# What needs to be done
Reproduce the entries word for word, and omit any picture you find in them.

═══ Material for this task

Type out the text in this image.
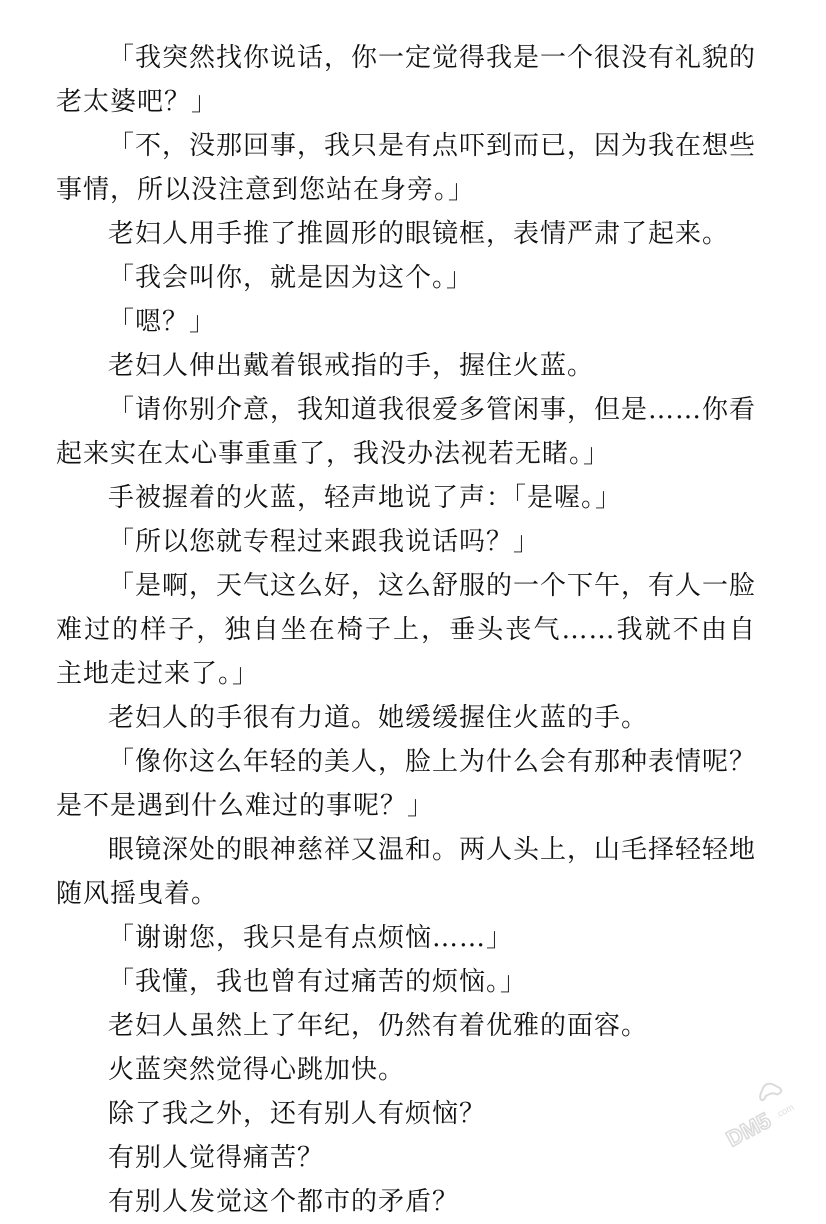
「我突然找你说话，你一定觉得我是一个很没有礼貌的老太婆吧？」

「不，没那回事，我只是有点吓到而已，因为我在想些事情，所以没注意到您站在身旁。」

老妇人用手推了推圆形的眼镜框，表情严肃了起来。

「我会叫你，就是因为这个。」

「嗯？」

老妇人伸出戴着银戒指的手，握住火蓝。

「请你别介意，我知道我很爱多管闲事，但是……你看起来实在太心事重重了，我没办法视若无睹。」

手被握着的火蓝，轻声地说了声：「是喔。」

「所以您就专程过来跟我说话吗？」

「是啊，天气这么好，这么舒服的一个下午，有人一脸难过的样子，独自坐在椅子上，垂头丧气……我就不由自主地走过来了。」

老妇人的手很有力道。她缓缓握住火蓝的手。

「像你这么年轻的美人，脸上为什么会有那种表情呢？是不是遇到什么难过的事呢？」

眼镜深处的眼神慈祥又温和。两人头上，山毛择轻轻地随风摇曳着。

「谢谢您，我只是有点烦恼……」

「我懂，我也曾有过痛苦的烦恼。」

老妇人虽然上了年纪，仍然有着优雅的面容。

火蓝突然觉得心跳加快。

除了我之外，还有别人有烦恼？

有别人觉得痛苦？

有别人发觉这个都市的矛盾？

DM5
.com
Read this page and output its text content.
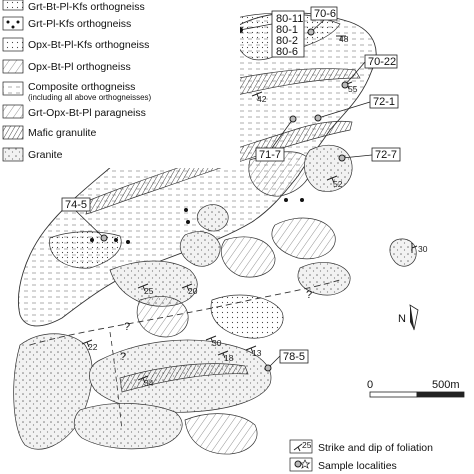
48
42
55
52
30
25	20
22	30
18 13
34
?
?
?
70-6
80-11
80-1
80-2
80-6
70-22
72-1
72-7
71-7
74-5
78-5
N
0	500m
Grt-Bt-Pl-Kfs orthogneiss
Grt-Pl-Kfs orthogneiss
Opx-Bt-Pl-Kfs orthogneiss
Opx-Bt-Pl orthogneiss
Composite orthogneiss
(including all above orthogneisses)
Grt-Opx-Bt-Pl paragneiss
Mafic granulite
Granite
25 Strike and dip of foliation
Sample localities
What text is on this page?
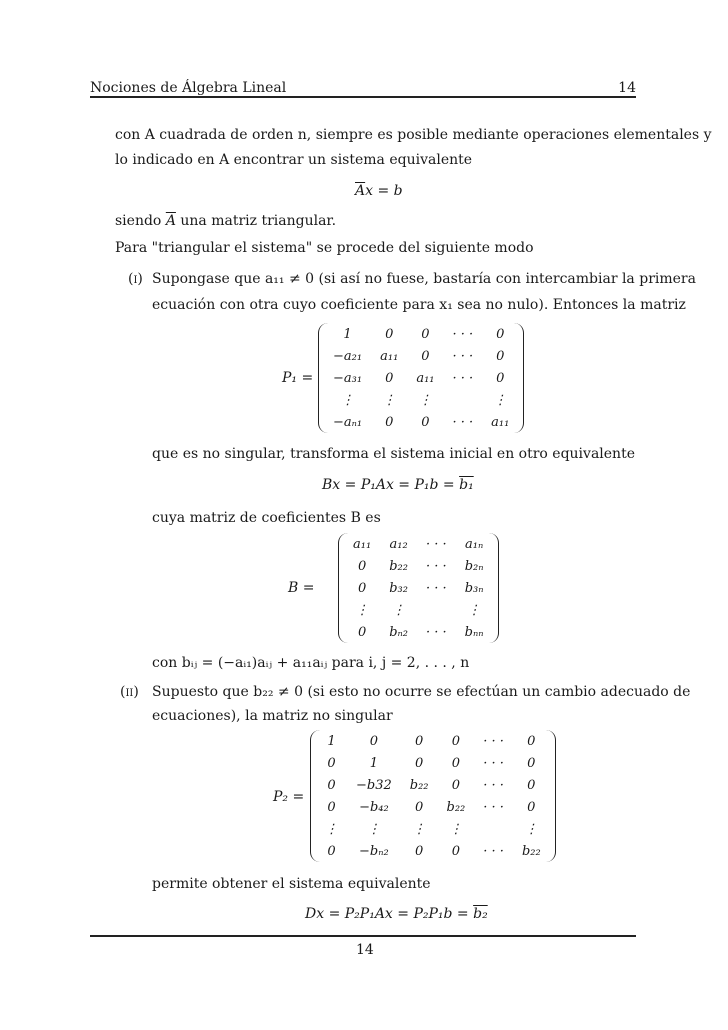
Nociones de Álgebra Lineal	14
con A cuadrada de orden n, siempre es posible mediante operaciones elementales y
lo indicado en A encontrar un sistema equivalente
$\overline{A}x = b$
siendo $\overline{A}$ una matriz triangular.
Para "triangular el sistema" se procede del siguiente modo
(i) Supongase que a₁₁ ≠ 0 (si así no fuese, bastaría con intercambiar la primera
ecuación con otra cuyo coeficiente para x₁ sea no nulo). Entonces la matriz
P₁ =
1	0	0	· · ·	0
−a₂₁	a₁₁	0	· · ·	0
−a₃₁	0	a₁₁	· · ·	0
⋮	⋮	⋮		⋮
−aₙ₁	0	0	· · ·	a₁₁
que es no singular, transforma el sistema inicial en otro equivalente
Bx = P₁Ax = P₁b = b₁
cuya matriz de coeficientes B es
B =
a₁₁	a₁₂	· · ·	a₁ₙ
0	b₂₂	· · ·	b₂ₙ
0	b₃₂	· · ·	b₃ₙ
⋮	⋮		⋮
0	bₙ₂	· · ·	bₙₙ
con bᵢⱼ = (−aᵢ₁)aᵢⱼ + a₁₁aᵢⱼ para i, j = 2, . . . , n
(ii) Supuesto que b₂₂ ≠ 0 (si esto no ocurre se efectúan un cambio adecuado de
ecuaciones), la matriz no singular
P₂ =
1	0	0	0	· · ·	0
0	1	0	0	· · ·	0
0	−b32	b₂₂	0	· · ·	0
0	−b₄₂	0	b₂₂	· · ·	0
⋮	⋮	⋮	⋮		⋮
0	−bₙ₂	0	0	· · ·	b₂₂
permite obtener el sistema equivalente
Dx = P₂P₁Ax = P₂P₁b = b₂
14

══════

# Result of this task
Type out the text in this image.
「我突然找你说话，你一定觉得我是一个很没有礼貌的老太婆吧？」

「不，没那回事，我只是有点吓到而已，因为我在想些事情，所以没注意到您站在身旁。」

老妇人用手推了推圆形的眼镜框，表情严肃了起来。

「我会叫你，就是因为这个。」

「嗯？」

老妇人伸出戴着银戒指的手，握住火蓝。

「请你别介意，我知道我很爱多管闲事，但是……你看起来实在太心事重重了，我没办法视若无睹。」

手被握着的火蓝，轻声地说了声：「是喔。」

「所以您就专程过来跟我说话吗？」

「是啊，天气这么好，这么舒服的一个下午，有人一脸难过的样子，独自坐在椅子上，垂头丧气……我就不由自主地走过来了。」

老妇人的手很有力道。她缓缓握住火蓝的手。

「像你这么年轻的美人，脸上为什么会有那种表情呢？是不是遇到什么难过的事呢？」

眼镜深处的眼神慈祥又温和。两人头上，山毛择轻轻地随风摇曳着。

「谢谢您，我只是有点烦恼……」

「我懂，我也曾有过痛苦的烦恼。」

老妇人虽然上了年纪，仍然有着优雅的面容。

火蓝突然觉得心跳加快。

除了我之外，还有别人有烦恼？

有别人觉得痛苦？

有别人发觉这个都市的矛盾？

DM5
.com
Read this page and output its text content.
48
42
55
52
30
25	20
22	30
18 13
34
?
?
?
70-6
80-11
80-1
80-2
80-6
70-22
72-1
72-7
71-7
74-5
78-5
N
0	500m
Grt-Bt-Pl-Kfs orthogneiss
Grt-Pl-Kfs orthogneiss
Opx-Bt-Pl-Kfs orthogneiss
Opx-Bt-Pl orthogneiss
Composite orthogneiss
(including all above orthogneisses)
Grt-Opx-Bt-Pl paragneiss
Mafic granulite
Granite
25 Strike and dip of foliation
Sample localities
What text is on this page?
Nociones de Álgebra Lineal	14
con A cuadrada de orden n, siempre es posible mediante operaciones elementales y
lo indicado en A encontrar un sistema equivalente
$\overline{A}x = b$
siendo $\overline{A}$ una matriz triangular.
Para "triangular el sistema" se procede del siguiente modo
(i) Supongase que a₁₁ ≠ 0 (si así no fuese, bastaría con intercambiar la primera
ecuación con otra cuyo coeficiente para x₁ sea no nulo). Entonces la matriz
P₁ =
1	0	0	· · ·	0
−a₂₁	a₁₁	0	· · ·	0
−a₃₁	0	a₁₁	· · ·	0
⋮	⋮	⋮		⋮
−aₙ₁	0	0	· · ·	a₁₁
que es no singular, transforma el sistema inicial en otro equivalente
Bx = P₁Ax = P₁b = b₁
cuya matriz de coeficientes B es
B =
a₁₁	a₁₂	· · ·	a₁ₙ
0	b₂₂	· · ·	b₂ₙ
0	b₃₂	· · ·	b₃ₙ
⋮	⋮		⋮
0	bₙ₂	· · ·	bₙₙ
con bᵢⱼ = (−aᵢ₁)aᵢⱼ + a₁₁aᵢⱼ para i, j = 2, . . . , n
(ii) Supuesto que b₂₂ ≠ 0 (si esto no ocurre se efectúan un cambio adecuado de
ecuaciones), la matriz no singular
P₂ =
1	0	0	0	· · ·	0
0	1	0	0	· · ·	0
0	−b32	b₂₂	0	· · ·	0
0	−b₄₂	0	b₂₂	· · ·	0
⋮	⋮	⋮	⋮		⋮
0	−bₙ₂	0	0	· · ·	b₂₂
permite obtener el sistema equivalente
Dx = P₂P₁Ax = P₂P₁b = b₂
14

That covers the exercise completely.